● STATED GOAL
Reproduce all of the data exactly.

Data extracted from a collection
● ● ● ● ●

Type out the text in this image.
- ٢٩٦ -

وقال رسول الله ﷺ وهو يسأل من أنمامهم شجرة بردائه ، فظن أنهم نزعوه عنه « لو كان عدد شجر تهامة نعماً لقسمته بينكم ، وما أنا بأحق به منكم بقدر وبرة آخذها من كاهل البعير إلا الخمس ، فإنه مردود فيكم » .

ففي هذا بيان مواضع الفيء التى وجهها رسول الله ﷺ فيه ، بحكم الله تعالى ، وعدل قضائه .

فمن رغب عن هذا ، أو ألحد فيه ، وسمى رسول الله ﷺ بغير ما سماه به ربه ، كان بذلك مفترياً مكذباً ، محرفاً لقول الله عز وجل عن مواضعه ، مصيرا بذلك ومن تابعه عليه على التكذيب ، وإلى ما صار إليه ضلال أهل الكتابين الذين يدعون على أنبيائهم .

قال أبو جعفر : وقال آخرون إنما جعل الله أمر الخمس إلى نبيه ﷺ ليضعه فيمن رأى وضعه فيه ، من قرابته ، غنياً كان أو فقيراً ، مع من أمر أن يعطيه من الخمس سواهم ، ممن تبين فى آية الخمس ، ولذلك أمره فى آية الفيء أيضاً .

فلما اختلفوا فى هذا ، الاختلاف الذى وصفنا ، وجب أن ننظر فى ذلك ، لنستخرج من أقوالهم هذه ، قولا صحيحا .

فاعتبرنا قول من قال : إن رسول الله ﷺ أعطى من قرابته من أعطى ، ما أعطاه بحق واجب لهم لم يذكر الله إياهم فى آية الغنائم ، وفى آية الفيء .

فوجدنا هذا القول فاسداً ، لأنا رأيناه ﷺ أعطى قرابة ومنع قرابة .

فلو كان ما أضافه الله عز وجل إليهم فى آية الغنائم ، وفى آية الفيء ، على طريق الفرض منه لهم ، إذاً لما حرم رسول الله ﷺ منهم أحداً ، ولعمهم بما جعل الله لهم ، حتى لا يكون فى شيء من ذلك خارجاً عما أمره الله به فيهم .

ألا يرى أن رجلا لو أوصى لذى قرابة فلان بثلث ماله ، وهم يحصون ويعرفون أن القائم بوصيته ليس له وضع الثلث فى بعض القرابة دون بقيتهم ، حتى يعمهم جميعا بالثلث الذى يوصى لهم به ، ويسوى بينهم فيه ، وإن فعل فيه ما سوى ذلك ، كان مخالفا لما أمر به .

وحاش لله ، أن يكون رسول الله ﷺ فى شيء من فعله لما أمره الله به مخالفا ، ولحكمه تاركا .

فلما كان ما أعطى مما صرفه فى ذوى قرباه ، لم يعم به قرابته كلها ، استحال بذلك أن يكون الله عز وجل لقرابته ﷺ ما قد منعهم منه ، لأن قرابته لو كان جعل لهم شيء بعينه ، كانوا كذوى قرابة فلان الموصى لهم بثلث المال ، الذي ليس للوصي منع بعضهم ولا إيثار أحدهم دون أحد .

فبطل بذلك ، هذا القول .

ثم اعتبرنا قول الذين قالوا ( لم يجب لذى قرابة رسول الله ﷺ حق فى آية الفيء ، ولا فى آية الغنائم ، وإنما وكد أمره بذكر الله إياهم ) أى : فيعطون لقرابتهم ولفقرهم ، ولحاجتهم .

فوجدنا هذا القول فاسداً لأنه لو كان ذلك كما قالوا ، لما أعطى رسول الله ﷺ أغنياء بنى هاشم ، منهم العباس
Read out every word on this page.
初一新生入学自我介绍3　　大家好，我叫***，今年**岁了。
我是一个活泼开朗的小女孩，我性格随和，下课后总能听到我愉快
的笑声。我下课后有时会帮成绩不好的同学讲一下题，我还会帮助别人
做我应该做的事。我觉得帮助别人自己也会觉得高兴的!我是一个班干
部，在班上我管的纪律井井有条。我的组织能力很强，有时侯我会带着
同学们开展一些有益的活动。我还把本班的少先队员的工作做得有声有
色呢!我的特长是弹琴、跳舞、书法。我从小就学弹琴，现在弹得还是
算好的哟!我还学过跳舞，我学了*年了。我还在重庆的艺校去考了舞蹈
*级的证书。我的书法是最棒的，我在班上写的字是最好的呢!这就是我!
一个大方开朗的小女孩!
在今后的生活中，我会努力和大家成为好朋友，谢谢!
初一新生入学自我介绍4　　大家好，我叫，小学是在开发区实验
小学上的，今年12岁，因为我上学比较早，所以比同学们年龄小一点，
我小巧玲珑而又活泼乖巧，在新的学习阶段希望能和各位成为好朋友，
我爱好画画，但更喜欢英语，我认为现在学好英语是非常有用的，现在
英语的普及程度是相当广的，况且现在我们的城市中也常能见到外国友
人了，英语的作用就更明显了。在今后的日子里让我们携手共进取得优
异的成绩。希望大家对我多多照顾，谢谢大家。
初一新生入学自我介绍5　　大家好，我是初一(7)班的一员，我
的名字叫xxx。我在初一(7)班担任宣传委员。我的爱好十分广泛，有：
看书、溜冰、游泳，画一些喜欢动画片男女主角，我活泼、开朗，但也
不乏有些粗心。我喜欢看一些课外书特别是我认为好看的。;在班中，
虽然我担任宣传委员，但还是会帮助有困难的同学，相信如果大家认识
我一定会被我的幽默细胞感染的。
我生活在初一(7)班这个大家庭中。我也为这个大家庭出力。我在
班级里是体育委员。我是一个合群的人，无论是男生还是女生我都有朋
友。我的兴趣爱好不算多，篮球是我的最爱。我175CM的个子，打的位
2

● ● ● ● ●

● ANSWER TO THIS PROBLEM
Type out the text in this image.
- ٢٩٦ -

وقال رسول الله ﷺ وهو يسأل من أنمامهم شجرة بردائه ، فظن أنهم نزعوه عنه « لو كان عدد شجر تهامة نعماً لقسمته بينكم ، وما أنا بأحق به منكم بقدر وبرة آخذها من كاهل البعير إلا الخمس ، فإنه مردود فيكم » .

ففي هذا بيان مواضع الفيء التى وجهها رسول الله ﷺ فيه ، بحكم الله تعالى ، وعدل قضائه .

فمن رغب عن هذا ، أو ألحد فيه ، وسمى رسول الله ﷺ بغير ما سماه به ربه ، كان بذلك مفترياً مكذباً ، محرفاً لقول الله عز وجل عن مواضعه ، مصيرا بذلك ومن تابعه عليه على التكذيب ، وإلى ما صار إليه ضلال أهل الكتابين الذين يدعون على أنبيائهم .

قال أبو جعفر : وقال آخرون إنما جعل الله أمر الخمس إلى نبيه ﷺ ليضعه فيمن رأى وضعه فيه ، من قرابته ، غنياً كان أو فقيراً ، مع من أمر أن يعطيه من الخمس سواهم ، ممن تبين فى آية الخمس ، ولذلك أمره فى آية الفيء أيضاً .

فلما اختلفوا فى هذا ، الاختلاف الذى وصفنا ، وجب أن ننظر فى ذلك ، لنستخرج من أقوالهم هذه ، قولا صحيحا .

فاعتبرنا قول من قال : إن رسول الله ﷺ أعطى من قرابته من أعطى ، ما أعطاه بحق واجب لهم لم يذكر الله إياهم فى آية الغنائم ، وفى آية الفيء .

فوجدنا هذا القول فاسداً ، لأنا رأيناه ﷺ أعطى قرابة ومنع قرابة .

فلو كان ما أضافه الله عز وجل إليهم فى آية الغنائم ، وفى آية الفيء ، على طريق الفرض منه لهم ، إذاً لما حرم رسول الله ﷺ منهم أحداً ، ولعمهم بما جعل الله لهم ، حتى لا يكون فى شيء من ذلك خارجاً عما أمره الله به فيهم .

ألا يرى أن رجلا لو أوصى لذى قرابة فلان بثلث ماله ، وهم يحصون ويعرفون أن القائم بوصيته ليس له وضع الثلث فى بعض القرابة دون بقيتهم ، حتى يعمهم جميعا بالثلث الذى يوصى لهم به ، ويسوى بينهم فيه ، وإن فعل فيه ما سوى ذلك ، كان مخالفا لما أمر به .

وحاش لله ، أن يكون رسول الله ﷺ فى شيء من فعله لما أمره الله به مخالفا ، ولحكمه تاركا .

فلما كان ما أعطى مما صرفه فى ذوى قرباه ، لم يعم به قرابته كلها ، استحال بذلك أن يكون الله عز وجل لقرابته ﷺ ما قد منعهم منه ، لأن قرابته لو كان جعل لهم شيء بعينه ، كانوا كذوى قرابة فلان الموصى لهم بثلث المال ، الذي ليس للوصي منع بعضهم ولا إيثار أحدهم دون أحد .

فبطل بذلك ، هذا القول .

ثم اعتبرنا قول الذين قالوا ( لم يجب لذى قرابة رسول الله ﷺ حق فى آية الفيء ، ولا فى آية الغنائم ، وإنما وكد أمره بذكر الله إياهم ) أى : فيعطون لقرابتهم ولفقرهم ، ولحاجتهم .

فوجدنا هذا القول فاسداً لأنه لو كان ذلك كما قالوا ، لما أعطى رسول الله ﷺ أغنياء بنى هاشم ، منهم العباس
Read out every word on this page.
初一新生入学自我介绍3　　大家好，我叫***，今年**岁了。
我是一个活泼开朗的小女孩，我性格随和，下课后总能听到我愉快
的笑声。我下课后有时会帮成绩不好的同学讲一下题，我还会帮助别人
做我应该做的事。我觉得帮助别人自己也会觉得高兴的!我是一个班干
部，在班上我管的纪律井井有条。我的组织能力很强，有时侯我会带着
同学们开展一些有益的活动。我还把本班的少先队员的工作做得有声有
色呢!我的特长是弹琴、跳舞、书法。我从小就学弹琴，现在弹得还是
算好的哟!我还学过跳舞，我学了*年了。我还在重庆的艺校去考了舞蹈
*级的证书。我的书法是最棒的，我在班上写的字是最好的呢!这就是我!
一个大方开朗的小女孩!
在今后的生活中，我会努力和大家成为好朋友，谢谢!
初一新生入学自我介绍4　　大家好，我叫，小学是在开发区实验
小学上的，今年12岁，因为我上学比较早，所以比同学们年龄小一点，
我小巧玲珑而又活泼乖巧，在新的学习阶段希望能和各位成为好朋友，
我爱好画画，但更喜欢英语，我认为现在学好英语是非常有用的，现在
英语的普及程度是相当广的，况且现在我们的城市中也常能见到外国友
人了，英语的作用就更明显了。在今后的日子里让我们携手共进取得优
异的成绩。希望大家对我多多照顾，谢谢大家。
初一新生入学自我介绍5　　大家好，我是初一(7)班的一员，我
的名字叫xxx。我在初一(7)班担任宣传委员。我的爱好十分广泛，有：
看书、溜冰、游泳，画一些喜欢动画片男女主角，我活泼、开朗，但也
不乏有些粗心。我喜欢看一些课外书特别是我认为好看的。;在班中，
虽然我担任宣传委员，但还是会帮助有困难的同学，相信如果大家认识
我一定会被我的幽默细胞感染的。
我生活在初一(7)班这个大家庭中。我也为这个大家庭出力。我在
班级里是体育委员。我是一个合群的人，无论是男生还是女生我都有朋
友。我的兴趣爱好不算多，篮球是我的最爱。我175CM的个子，打的位
2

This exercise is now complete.